Return all entries word for word, but drop any images.

(Lines of data)

● ● ● ● ● ● ●

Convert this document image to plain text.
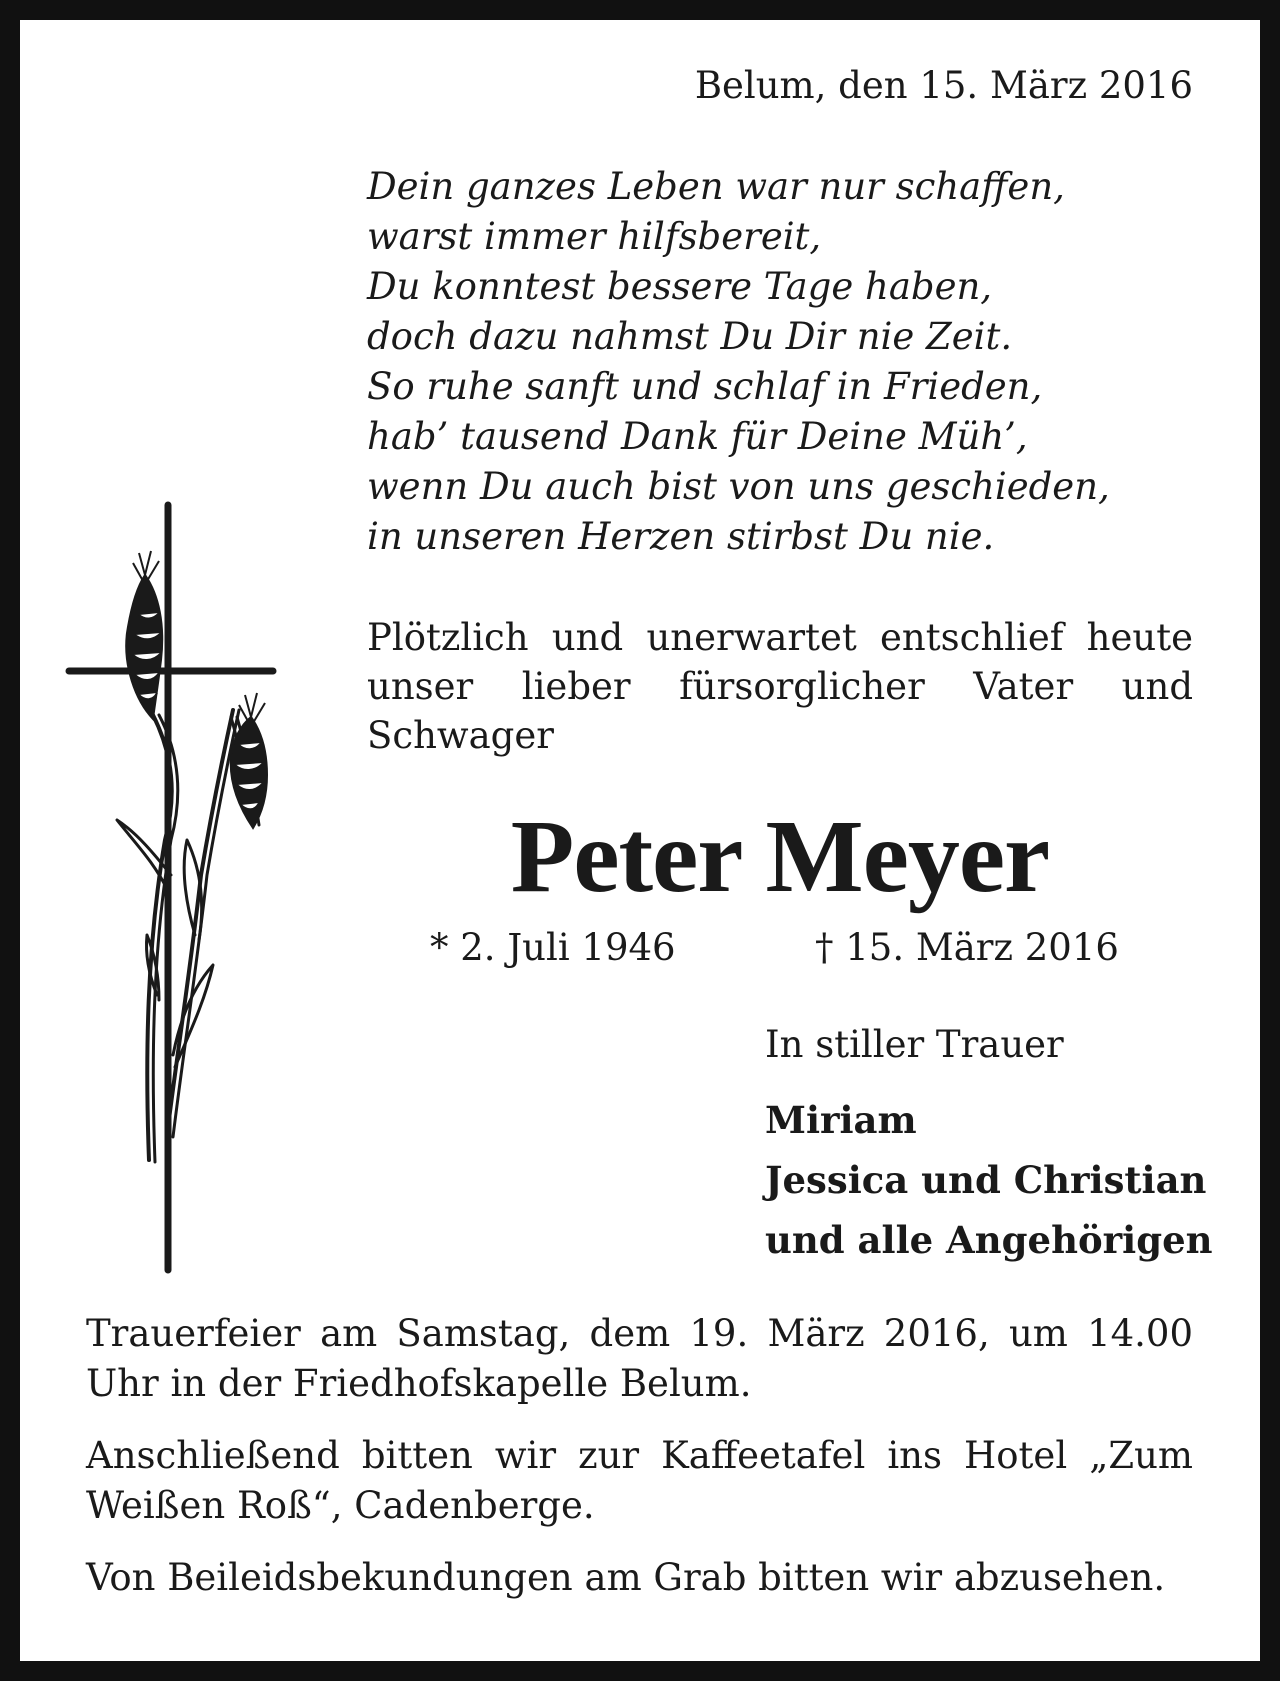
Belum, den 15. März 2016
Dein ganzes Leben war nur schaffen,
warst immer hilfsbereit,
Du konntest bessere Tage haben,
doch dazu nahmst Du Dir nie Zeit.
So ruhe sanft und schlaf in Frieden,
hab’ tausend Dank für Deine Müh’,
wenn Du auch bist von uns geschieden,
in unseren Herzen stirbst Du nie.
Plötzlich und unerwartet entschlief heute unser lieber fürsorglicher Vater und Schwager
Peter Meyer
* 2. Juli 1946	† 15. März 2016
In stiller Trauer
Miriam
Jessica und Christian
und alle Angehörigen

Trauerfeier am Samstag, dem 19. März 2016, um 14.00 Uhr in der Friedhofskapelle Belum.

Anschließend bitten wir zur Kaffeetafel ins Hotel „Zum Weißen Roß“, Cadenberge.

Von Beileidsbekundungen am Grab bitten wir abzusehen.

● ● ● ● ● ● ●

• _Solution for this exercise_:
Convert this document image to plain text.
Belum, den 15. März 2016
Dein ganzes Leben war nur schaffen,
warst immer hilfsbereit,
Du konntest bessere Tage haben,
doch dazu nahmst Du Dir nie Zeit.
So ruhe sanft und schlaf in Frieden,
hab’ tausend Dank für Deine Müh’,
wenn Du auch bist von uns geschieden,
in unseren Herzen stirbst Du nie.
Plötzlich und unerwartet entschlief heute unser lieber fürsorglicher Vater und Schwager
Peter Meyer
* 2. Juli 1946	† 15. März 2016
In stiller Trauer
Miriam
Jessica und Christian
und alle Angehörigen

Trauerfeier am Samstag, dem 19. März 2016, um 14.00 Uhr in der Friedhofskapelle Belum.

Anschließend bitten wir zur Kaffeetafel ins Hotel „Zum Weißen Roß“, Cadenberge.

Von Beileidsbekundungen am Grab bitten wir abzusehen.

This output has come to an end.